Aim of the task ▸
Can you transcribe every line exactly and leave the pictures behind?

Stored items from a collection:
/---

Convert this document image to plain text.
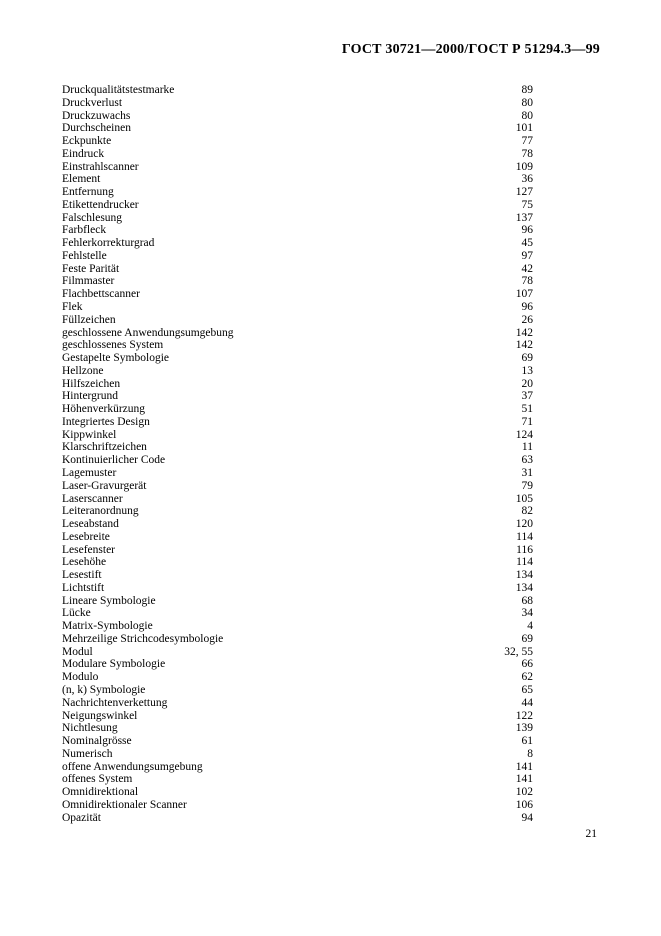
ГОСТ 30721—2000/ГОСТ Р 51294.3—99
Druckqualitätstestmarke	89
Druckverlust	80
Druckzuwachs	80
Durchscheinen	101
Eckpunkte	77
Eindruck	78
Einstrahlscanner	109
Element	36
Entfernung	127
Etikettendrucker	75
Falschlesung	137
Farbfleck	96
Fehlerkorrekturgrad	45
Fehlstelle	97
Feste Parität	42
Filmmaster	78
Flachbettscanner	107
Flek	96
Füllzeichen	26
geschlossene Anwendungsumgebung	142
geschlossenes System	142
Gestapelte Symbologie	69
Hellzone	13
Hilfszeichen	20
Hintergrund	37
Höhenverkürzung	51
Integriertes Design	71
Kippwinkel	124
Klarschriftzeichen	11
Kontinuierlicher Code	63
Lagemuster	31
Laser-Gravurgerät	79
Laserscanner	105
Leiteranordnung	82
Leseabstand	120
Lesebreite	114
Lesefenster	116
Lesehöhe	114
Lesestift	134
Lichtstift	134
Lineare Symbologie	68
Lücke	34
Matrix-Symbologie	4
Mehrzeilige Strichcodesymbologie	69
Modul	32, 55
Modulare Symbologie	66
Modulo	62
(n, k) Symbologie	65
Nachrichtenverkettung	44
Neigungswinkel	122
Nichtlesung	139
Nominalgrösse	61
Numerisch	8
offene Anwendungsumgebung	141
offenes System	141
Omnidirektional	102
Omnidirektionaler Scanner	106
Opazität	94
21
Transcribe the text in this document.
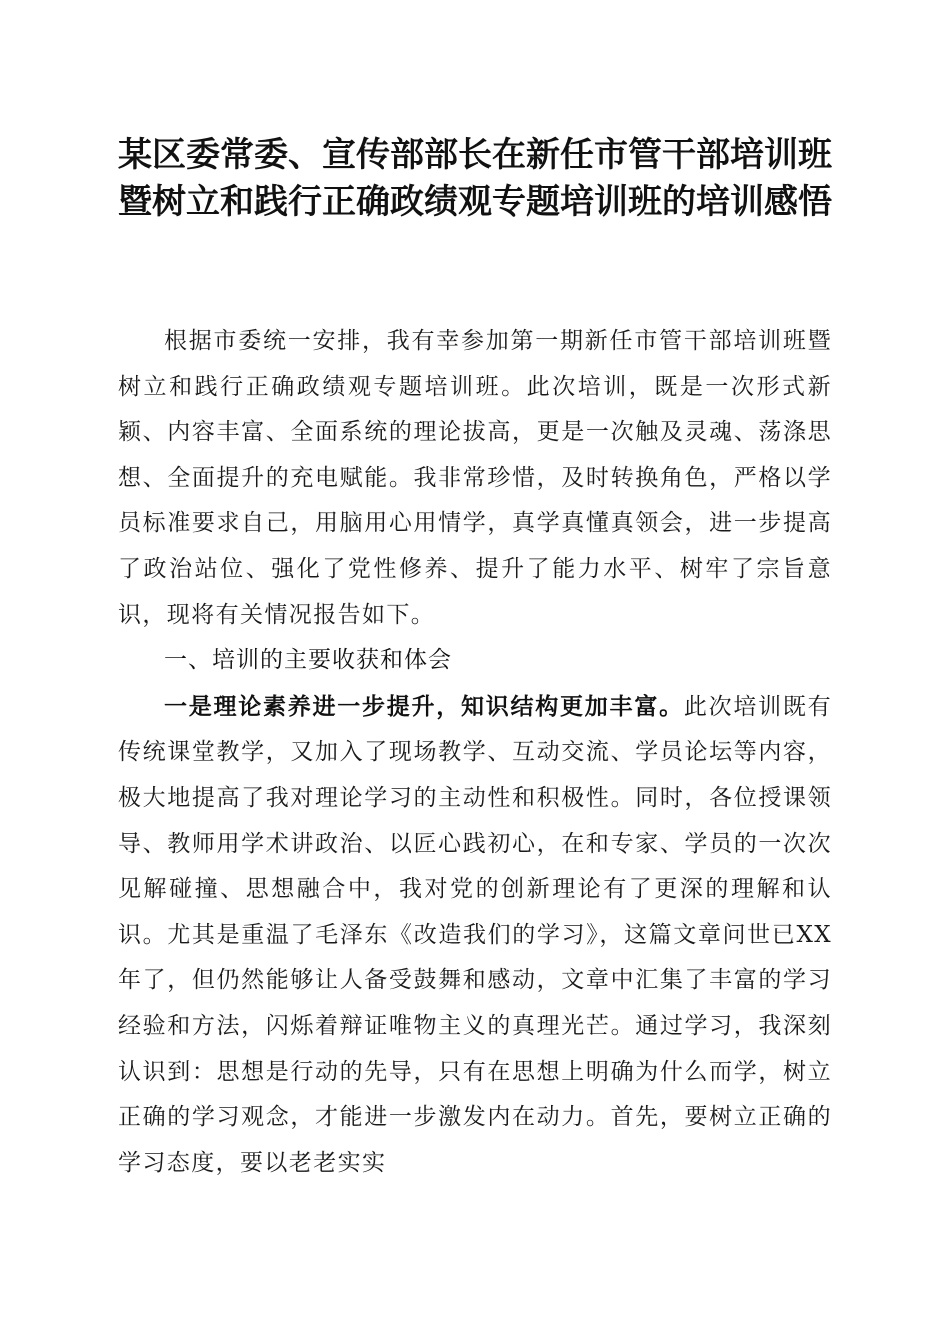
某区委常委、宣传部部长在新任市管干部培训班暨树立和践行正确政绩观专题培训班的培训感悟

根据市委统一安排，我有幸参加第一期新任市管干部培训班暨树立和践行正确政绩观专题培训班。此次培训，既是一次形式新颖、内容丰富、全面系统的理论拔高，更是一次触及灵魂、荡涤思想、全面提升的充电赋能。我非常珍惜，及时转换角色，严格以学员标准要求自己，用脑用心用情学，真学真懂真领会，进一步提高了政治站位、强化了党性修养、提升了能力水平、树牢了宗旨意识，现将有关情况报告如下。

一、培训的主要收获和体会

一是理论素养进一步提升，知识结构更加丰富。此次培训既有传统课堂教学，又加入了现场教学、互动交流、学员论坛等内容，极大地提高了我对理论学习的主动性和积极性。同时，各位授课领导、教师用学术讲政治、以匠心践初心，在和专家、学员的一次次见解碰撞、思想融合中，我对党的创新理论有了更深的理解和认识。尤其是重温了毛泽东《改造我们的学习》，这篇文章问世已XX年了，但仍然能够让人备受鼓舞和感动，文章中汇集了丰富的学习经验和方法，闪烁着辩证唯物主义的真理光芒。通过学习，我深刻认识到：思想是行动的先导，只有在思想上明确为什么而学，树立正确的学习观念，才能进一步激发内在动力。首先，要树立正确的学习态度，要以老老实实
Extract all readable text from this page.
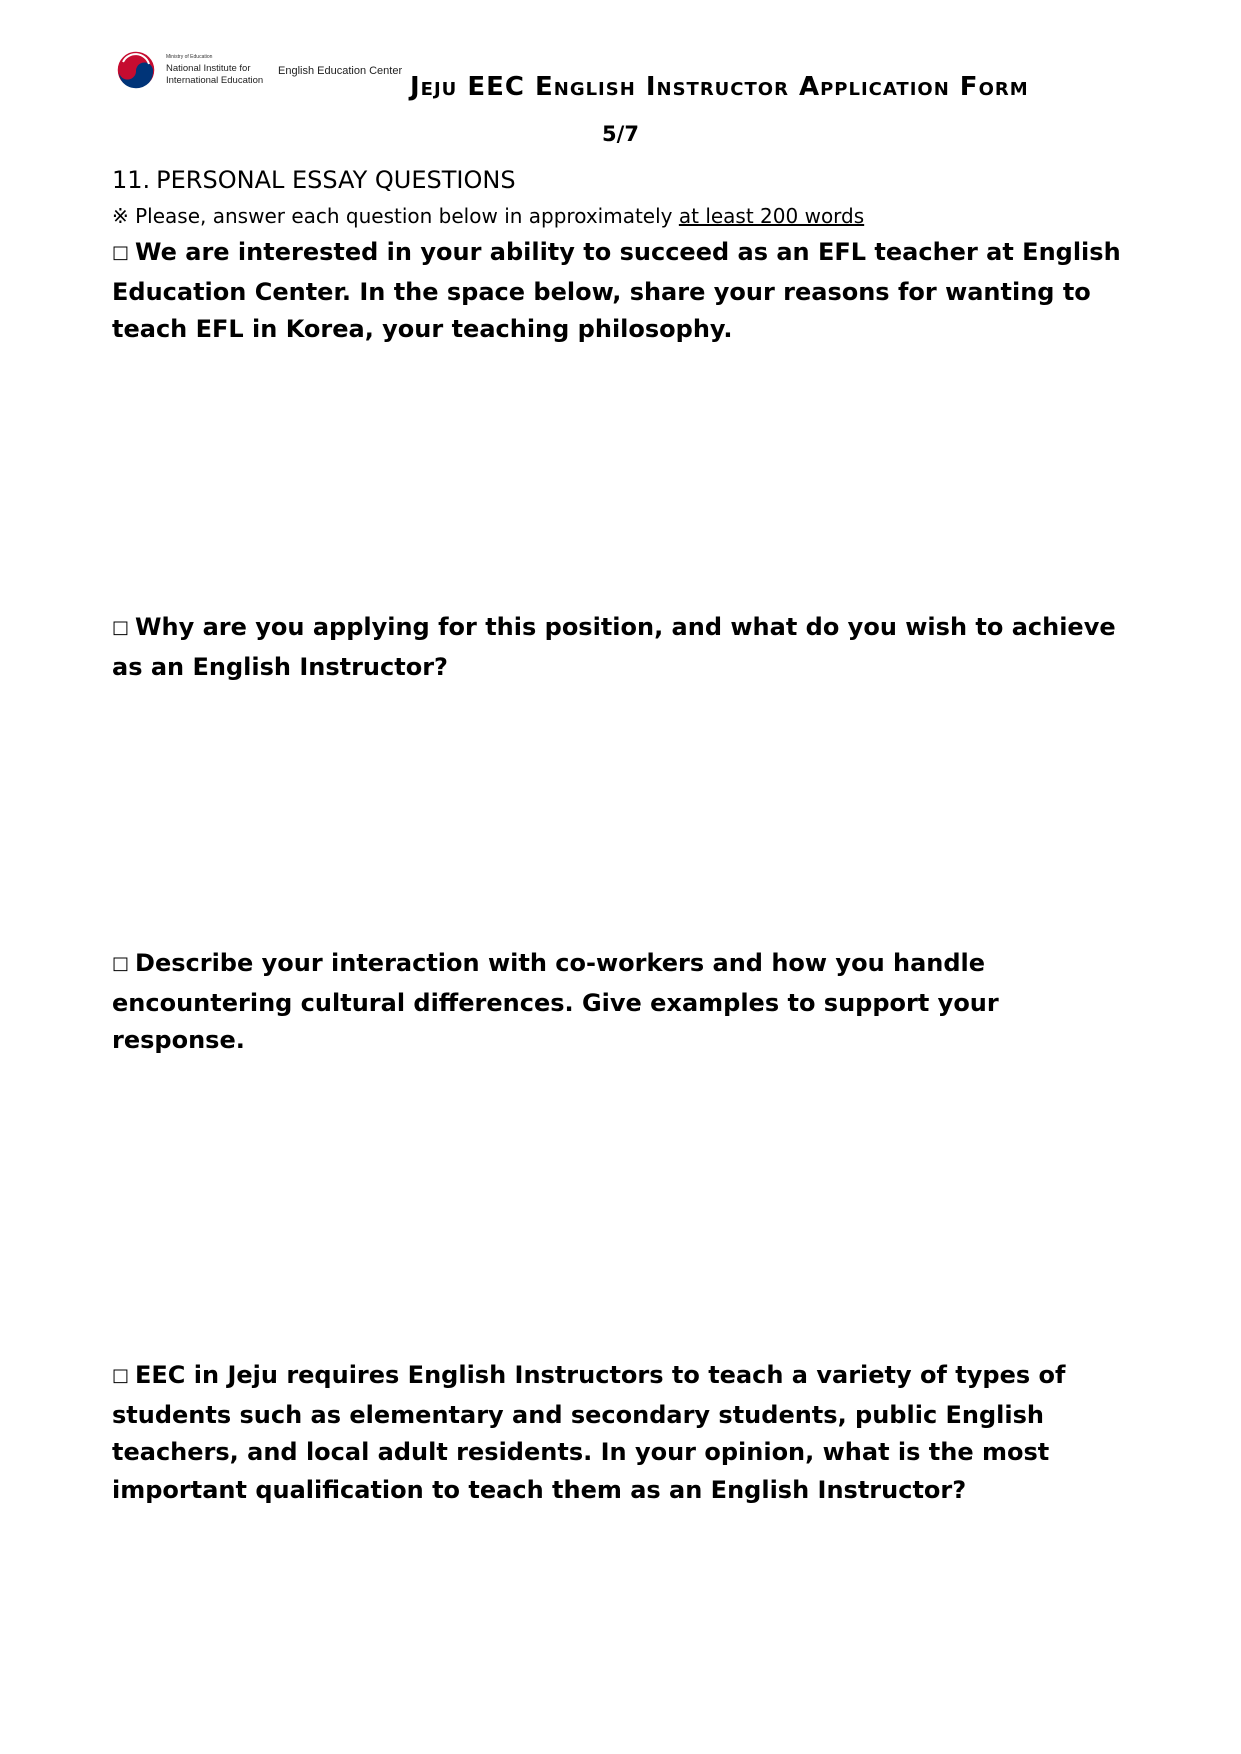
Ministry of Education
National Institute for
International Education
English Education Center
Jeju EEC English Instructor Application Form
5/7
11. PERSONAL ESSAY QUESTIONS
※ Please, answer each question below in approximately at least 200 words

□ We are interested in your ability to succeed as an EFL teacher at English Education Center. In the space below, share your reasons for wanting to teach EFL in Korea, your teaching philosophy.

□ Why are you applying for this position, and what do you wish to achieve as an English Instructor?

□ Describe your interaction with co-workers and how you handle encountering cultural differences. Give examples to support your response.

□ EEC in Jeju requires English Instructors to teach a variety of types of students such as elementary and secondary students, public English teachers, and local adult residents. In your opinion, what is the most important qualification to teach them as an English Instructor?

\---

Result of the exercise ▸
Convert this document image to plain text.
ГОСТ 30721—2000/ГОСТ Р 51294.3—99
Druckqualitätstestmarke	89
Druckverlust	80
Druckzuwachs	80
Durchscheinen	101
Eckpunkte	77
Eindruck	78
Einstrahlscanner	109
Element	36
Entfernung	127
Etikettendrucker	75
Falschlesung	137
Farbfleck	96
Fehlerkorrekturgrad	45
Fehlstelle	97
Feste Parität	42
Filmmaster	78
Flachbettscanner	107
Flek	96
Füllzeichen	26
geschlossene Anwendungsumgebung	142
geschlossenes System	142
Gestapelte Symbologie	69
Hellzone	13
Hilfszeichen	20
Hintergrund	37
Höhenverkürzung	51
Integriertes Design	71
Kippwinkel	124
Klarschriftzeichen	11
Kontinuierlicher Code	63
Lagemuster	31
Laser-Gravurgerät	79
Laserscanner	105
Leiteranordnung	82
Leseabstand	120
Lesebreite	114
Lesefenster	116
Lesehöhe	114
Lesestift	134
Lichtstift	134
Lineare Symbologie	68
Lücke	34
Matrix-Symbologie	4
Mehrzeilige Strichcodesymbologie	69
Modul	32, 55
Modulare Symbologie	66
Modulo	62
(n, k) Symbologie	65
Nachrichtenverkettung	44
Neigungswinkel	122
Nichtlesung	139
Nominalgrösse	61
Numerisch	8
offene Anwendungsumgebung	141
offenes System	141
Omnidirektional	102
Omnidirektionaler Scanner	106
Opazität	94
21
Transcribe the text in this document.
某区委常委、宣传部部长在新任市管干部培训班暨树立和践行正确政绩观专题培训班的培训感悟

根据市委统一安排，我有幸参加第一期新任市管干部培训班暨树立和践行正确政绩观专题培训班。此次培训，既是一次形式新颖、内容丰富、全面系统的理论拔高，更是一次触及灵魂、荡涤思想、全面提升的充电赋能。我非常珍惜，及时转换角色，严格以学员标准要求自己，用脑用心用情学，真学真懂真领会，进一步提高了政治站位、强化了党性修养、提升了能力水平、树牢了宗旨意识，现将有关情况报告如下。

一、培训的主要收获和体会

一是理论素养进一步提升，知识结构更加丰富。此次培训既有传统课堂教学，又加入了现场教学、互动交流、学员论坛等内容，极大地提高了我对理论学习的主动性和积极性。同时，各位授课领导、教师用学术讲政治、以匠心践初心，在和专家、学员的一次次见解碰撞、思想融合中，我对党的创新理论有了更深的理解和认识。尤其是重温了毛泽东《改造我们的学习》，这篇文章问世已XX年了，但仍然能够让人备受鼓舞和感动，文章中汇集了丰富的学习经验和方法，闪烁着辩证唯物主义的真理光芒。通过学习，我深刻认识到：思想是行动的先导，只有在思想上明确为什么而学，树立正确的学习观念，才能进一步激发内在动力。首先，要树立正确的学习态度，要以老老实实
Extract all readable text from this page.
Ministry of Education
National Institute for
International Education
English Education Center
Jeju EEC English Instructor Application Form
5/7
11. PERSONAL ESSAY QUESTIONS
※ Please, answer each question below in approximately at least 200 words

□ We are interested in your ability to succeed as an EFL teacher at English Education Center. In the space below, share your reasons for wanting to teach EFL in Korea, your teaching philosophy.

□ Why are you applying for this position, and what do you wish to achieve as an English Instructor?

□ Describe your interaction with co-workers and how you handle encountering cultural differences. Give examples to support your response.

□ EEC in Jeju requires English Instructors to teach a variety of types of students such as elementary and secondary students, public English teachers, and local adult residents. In your opinion, what is the most important qualification to teach them as an English Instructor?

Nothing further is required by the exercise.